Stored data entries
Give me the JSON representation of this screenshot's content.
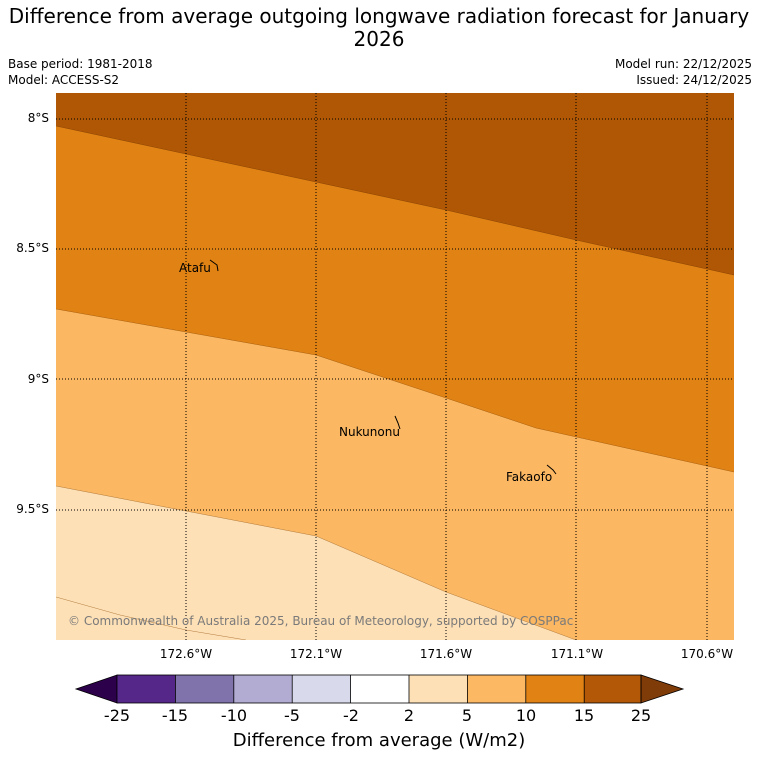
{
  "title": "Difference from average outgoing longwave radiation forecast for January 2026",
  "meta": {
    "base_period": "Base period: 1981-2018",
    "model": "Model: ACCESS-S2",
    "model_run": "Model run: 22/12/2025",
    "issued": "Issued: 24/12/2025"
  },
  "map": {
    "lat_labels": [
      "8°S",
      "8.5°S",
      "9°S",
      "9.5°S"
    ],
    "lon_labels": [
      "172.6°W",
      "172.1°W",
      "171.6°W",
      "171.1°W",
      "170.6°W"
    ],
    "places": [
      "Atafu",
      "Nukunonu",
      "Fakaofo"
    ],
    "copyright": "© Commonwealth of Australia 2025, Bureau of Meteorology, supported by COSPPac",
    "colors": {
      "band_15_25": "#b05706",
      "band_10_15": "#e08214",
      "band_5_10": "#fbb761",
      "band_2_5": "#fee0b6"
    }
  },
  "colorbar": {
    "ticks": [
      "-25",
      "-15",
      "-10",
      "-5",
      "-2",
      "2",
      "5",
      "10",
      "15",
      "25"
    ],
    "label": "Difference from average (W/m2)",
    "colors": [
      "#2d004b",
      "#542788",
      "#8073ac",
      "#b2abd2",
      "#d8daeb",
      "#ffffff",
      "#fee0b6",
      "#fdb863",
      "#e08214",
      "#b35806",
      "#7f3b08"
    ]
  }
}
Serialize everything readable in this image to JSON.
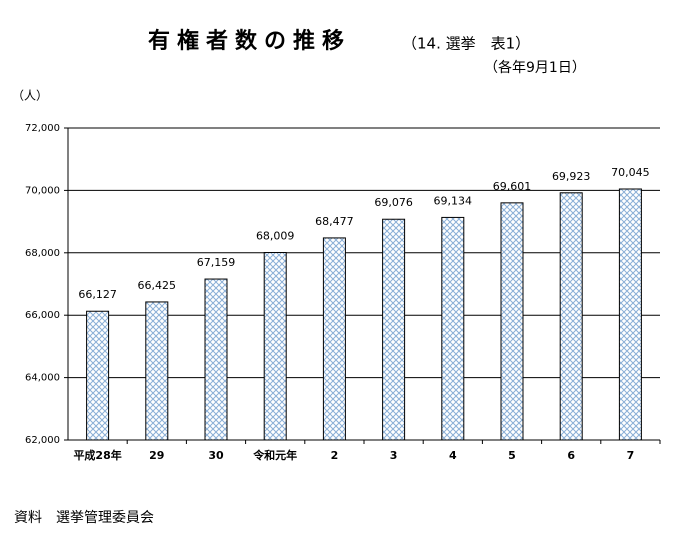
{
  "chart_data": {
    "type": "bar",
    "title": "有権者数の推移",
    "subtitle": "（14. 選挙　表1）",
    "date_note": "（各年9月1日）",
    "y_unit": "（人）",
    "source": "資料　選挙管理委員会",
    "categories": [
      "平成28年",
      "29",
      "30",
      "令和元年",
      "2",
      "3",
      "4",
      "5",
      "6",
      "7"
    ],
    "values": [
      66127,
      66425,
      67159,
      68009,
      68477,
      69076,
      69134,
      69601,
      69923,
      70045
    ],
    "value_labels": [
      "66,127",
      "66,425",
      "67,159",
      "68,009",
      "68,477",
      "69,076",
      "69,134",
      "69,601",
      "69,923",
      "70,045"
    ],
    "color": "#8aaed6",
    "ylim": [
      62000,
      72000
    ],
    "yticks": [
      {
        "value": 62000,
        "label": "62,000"
      },
      {
        "value": 64000,
        "label": "64,000"
      },
      {
        "value": 66000,
        "label": "66,000"
      },
      {
        "value": 68000,
        "label": "68,000"
      },
      {
        "value": 70000,
        "label": "70,000"
      },
      {
        "value": 72000,
        "label": "72,000"
      }
    ],
    "grid": true
  }
}
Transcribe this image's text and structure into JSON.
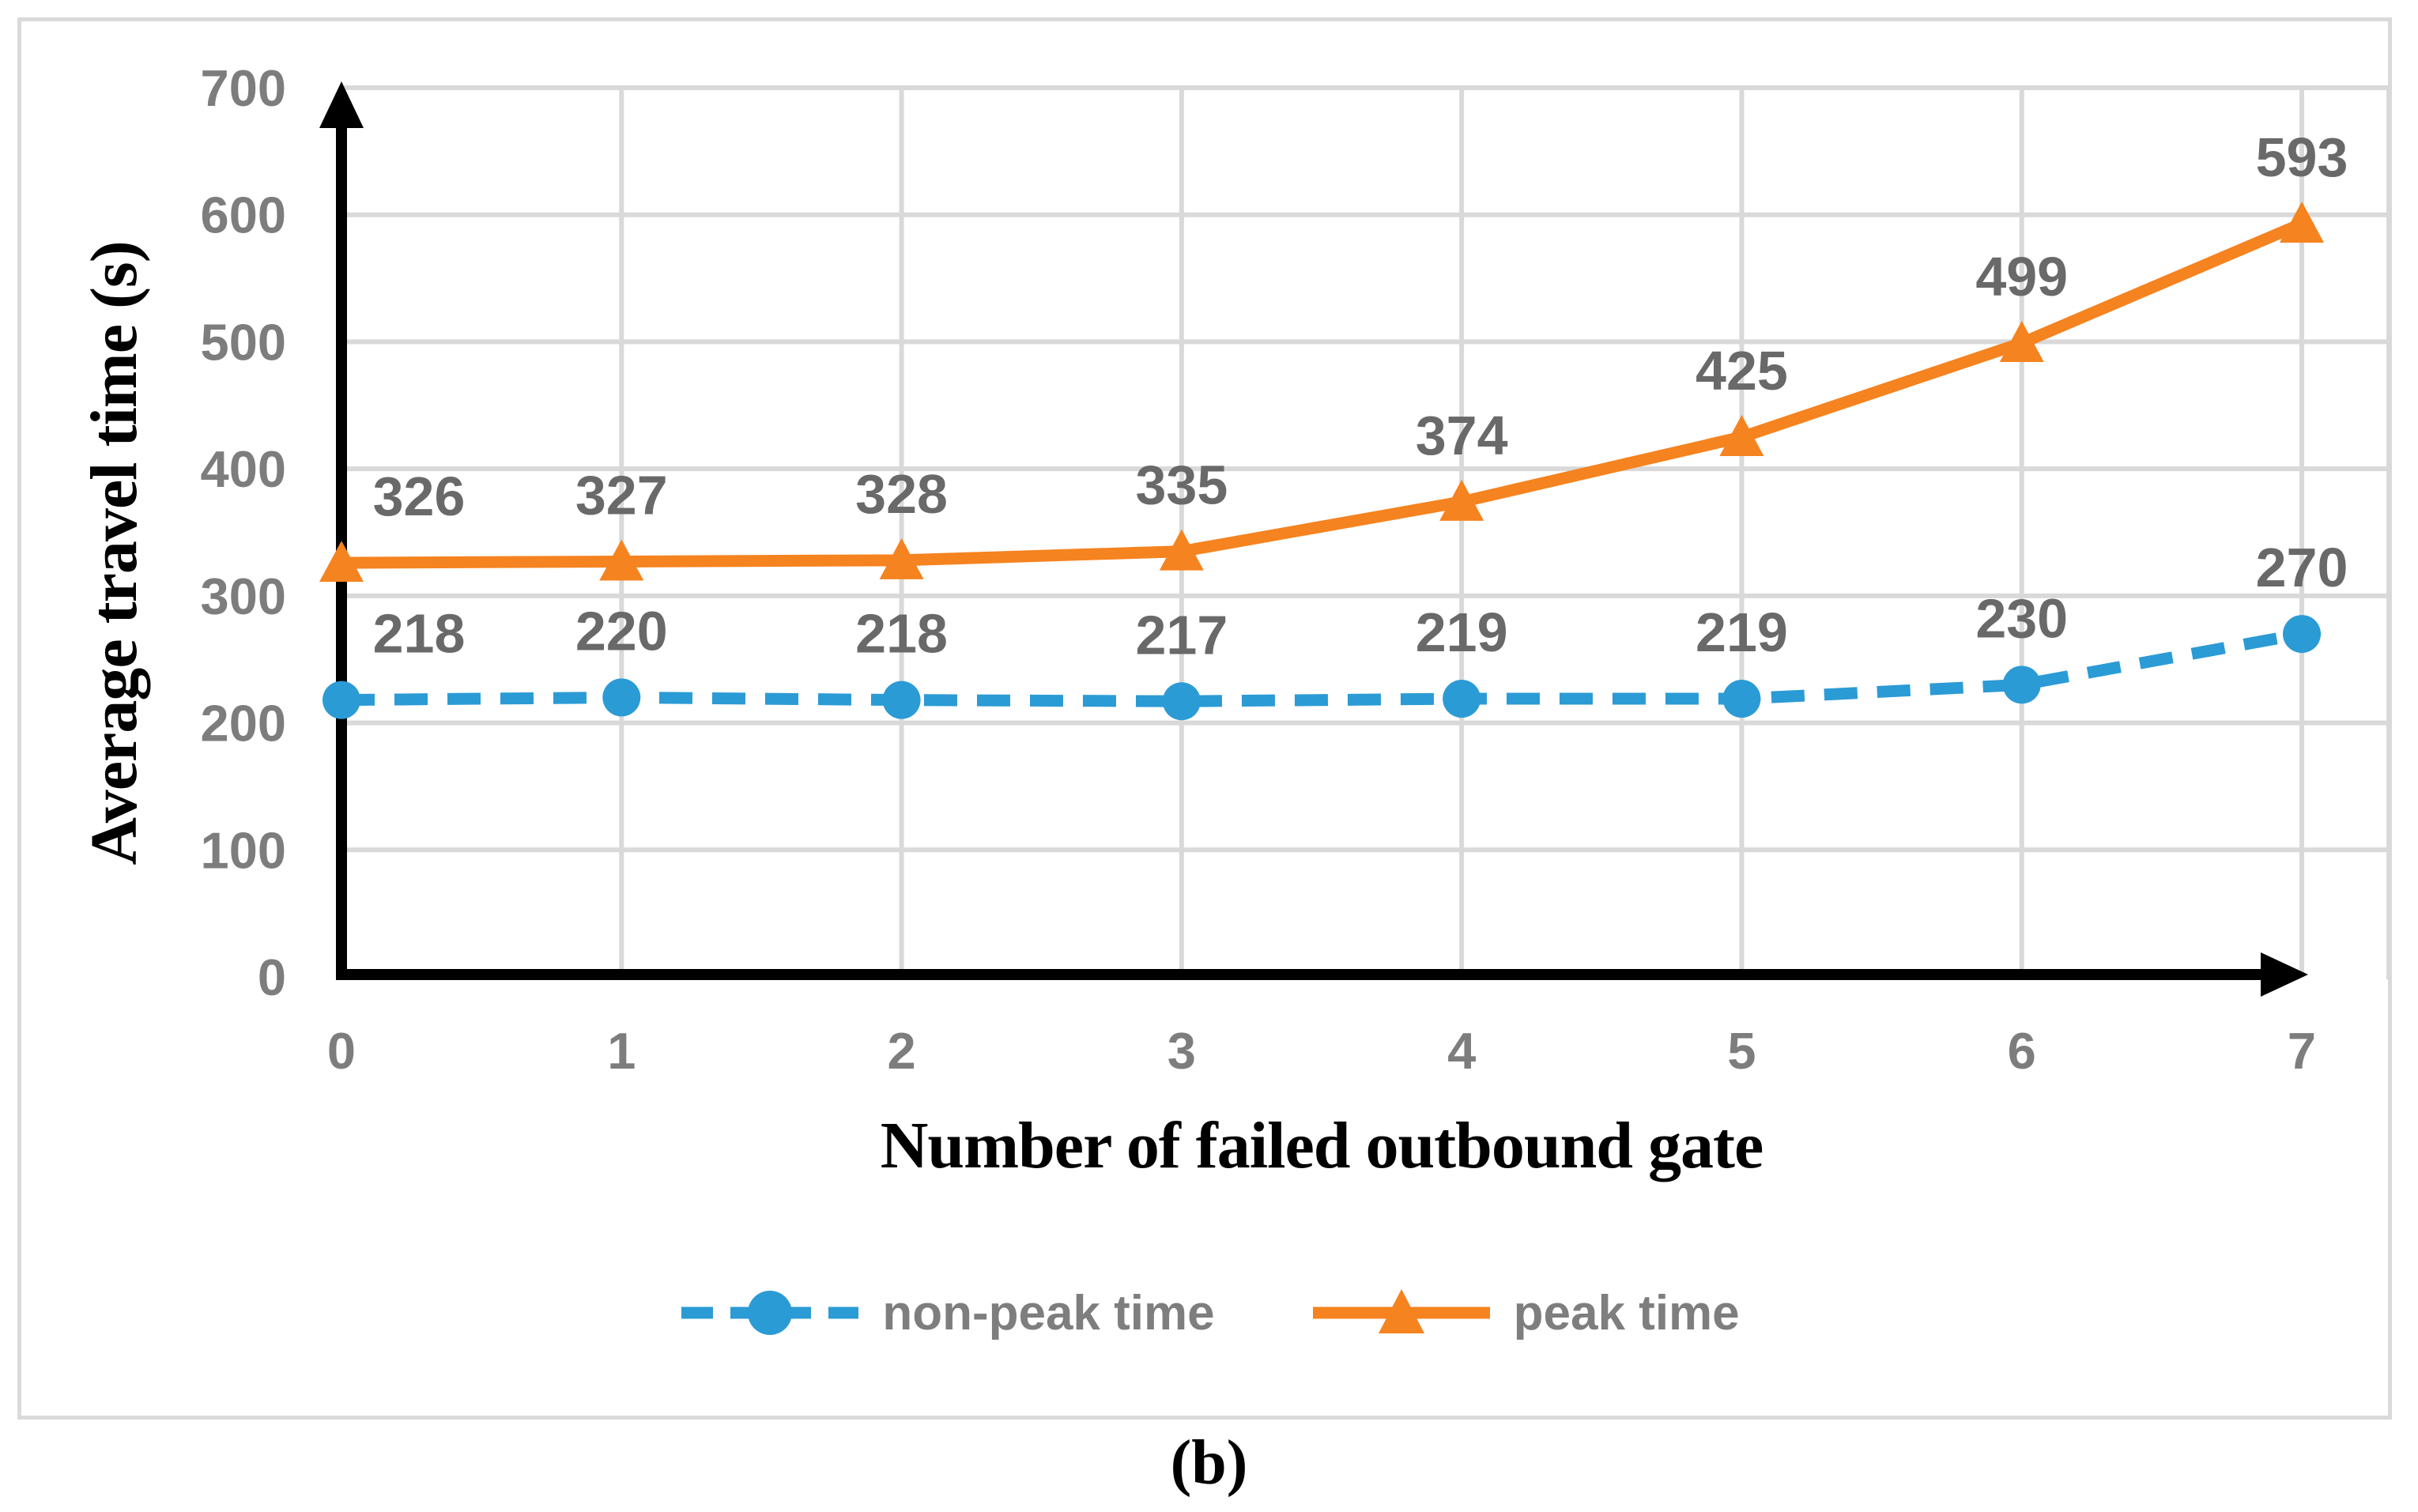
{
  "figure": {
    "caption": "(b)"
  },
  "colors": {
    "series_blue": "#2B9BD5",
    "series_orange": "#F5831F",
    "grid": "#D9D9D9",
    "axis": "#000000",
    "tick_label": "#7D7D7D",
    "data_label": "#696969",
    "legend_text": "#7E7E7E",
    "border": "#DADADA"
  },
  "chart_data": {
    "type": "line",
    "title": "",
    "xlabel": "Number of failed outbound gate",
    "ylabel": "Average travel time (s)",
    "categories": [
      "0",
      "1",
      "2",
      "3",
      "4",
      "5",
      "6",
      "7"
    ],
    "yticks": [
      0,
      100,
      200,
      300,
      400,
      500,
      600,
      700
    ],
    "ylim": [
      0,
      700
    ],
    "grid": true,
    "legend_position": "bottom",
    "series": [
      {
        "name": "non-peak time",
        "marker": "circle",
        "line_style": "dashed",
        "color": "#2B9BD5",
        "values": [
          218,
          220,
          218,
          217,
          219,
          219,
          230,
          270
        ]
      },
      {
        "name": "peak time",
        "marker": "triangle",
        "line_style": "solid",
        "color": "#F5831F",
        "values": [
          326,
          327,
          328,
          335,
          374,
          425,
          499,
          593
        ]
      }
    ]
  }
}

WHAT TO WORK ON
Print the listing above in full, exactly as written. Omit any pictures.

TASK ANSWER
Give me the JSON representation of this screenshot's content.
{
  "title": "Difference from average outgoing longwave radiation forecast for January 2026",
  "meta": {
    "base_period": "Base period: 1981-2018",
    "model": "Model: ACCESS-S2",
    "model_run": "Model run: 22/12/2025",
    "issued": "Issued: 24/12/2025"
  },
  "map": {
    "lat_labels": [
      "8°S",
      "8.5°S",
      "9°S",
      "9.5°S"
    ],
    "lon_labels": [
      "172.6°W",
      "172.1°W",
      "171.6°W",
      "171.1°W",
      "170.6°W"
    ],
    "places": [
      "Atafu",
      "Nukunonu",
      "Fakaofo"
    ],
    "copyright": "© Commonwealth of Australia 2025, Bureau of Meteorology, supported by COSPPac",
    "colors": {
      "band_15_25": "#b05706",
      "band_10_15": "#e08214",
      "band_5_10": "#fbb761",
      "band_2_5": "#fee0b6"
    }
  },
  "colorbar": {
    "ticks": [
      "-25",
      "-15",
      "-10",
      "-5",
      "-2",
      "2",
      "5",
      "10",
      "15",
      "25"
    ],
    "label": "Difference from average (W/m2)",
    "colors": [
      "#2d004b",
      "#542788",
      "#8073ac",
      "#b2abd2",
      "#d8daeb",
      "#ffffff",
      "#fee0b6",
      "#fdb863",
      "#e08214",
      "#b35806",
      "#7f3b08"
    ]
  }
}
Serialize everything readable in this image to JSON.
{
  "chart_data": {
    "type": "bar",
    "title": "有権者数の推移",
    "subtitle": "（14. 選挙　表1）",
    "date_note": "（各年9月1日）",
    "y_unit": "（人）",
    "source": "資料　選挙管理委員会",
    "categories": [
      "平成28年",
      "29",
      "30",
      "令和元年",
      "2",
      "3",
      "4",
      "5",
      "6",
      "7"
    ],
    "values": [
      66127,
      66425,
      67159,
      68009,
      68477,
      69076,
      69134,
      69601,
      69923,
      70045
    ],
    "value_labels": [
      "66,127",
      "66,425",
      "67,159",
      "68,009",
      "68,477",
      "69,076",
      "69,134",
      "69,601",
      "69,923",
      "70,045"
    ],
    "color": "#8aaed6",
    "ylim": [
      62000,
      72000
    ],
    "yticks": [
      {
        "value": 62000,
        "label": "62,000"
      },
      {
        "value": 64000,
        "label": "64,000"
      },
      {
        "value": 66000,
        "label": "66,000"
      },
      {
        "value": 68000,
        "label": "68,000"
      },
      {
        "value": 70000,
        "label": "70,000"
      },
      {
        "value": 72000,
        "label": "72,000"
      }
    ],
    "grid": true
  }
}
Transcribe this image's text and structure into JSON.
{
  "figure": {
    "caption": "(b)"
  },
  "colors": {
    "series_blue": "#2B9BD5",
    "series_orange": "#F5831F",
    "grid": "#D9D9D9",
    "axis": "#000000",
    "tick_label": "#7D7D7D",
    "data_label": "#696969",
    "legend_text": "#7E7E7E",
    "border": "#DADADA"
  },
  "chart_data": {
    "type": "line",
    "title": "",
    "xlabel": "Number of failed outbound gate",
    "ylabel": "Average travel time (s)",
    "categories": [
      "0",
      "1",
      "2",
      "3",
      "4",
      "5",
      "6",
      "7"
    ],
    "yticks": [
      0,
      100,
      200,
      300,
      400,
      500,
      600,
      700
    ],
    "ylim": [
      0,
      700
    ],
    "grid": true,
    "legend_position": "bottom",
    "series": [
      {
        "name": "non-peak time",
        "marker": "circle",
        "line_style": "dashed",
        "color": "#2B9BD5",
        "values": [
          218,
          220,
          218,
          217,
          219,
          219,
          230,
          270
        ]
      },
      {
        "name": "peak time",
        "marker": "triangle",
        "line_style": "solid",
        "color": "#F5831F",
        "values": [
          326,
          327,
          328,
          335,
          374,
          425,
          499,
          593
        ]
      }
    ]
  }
}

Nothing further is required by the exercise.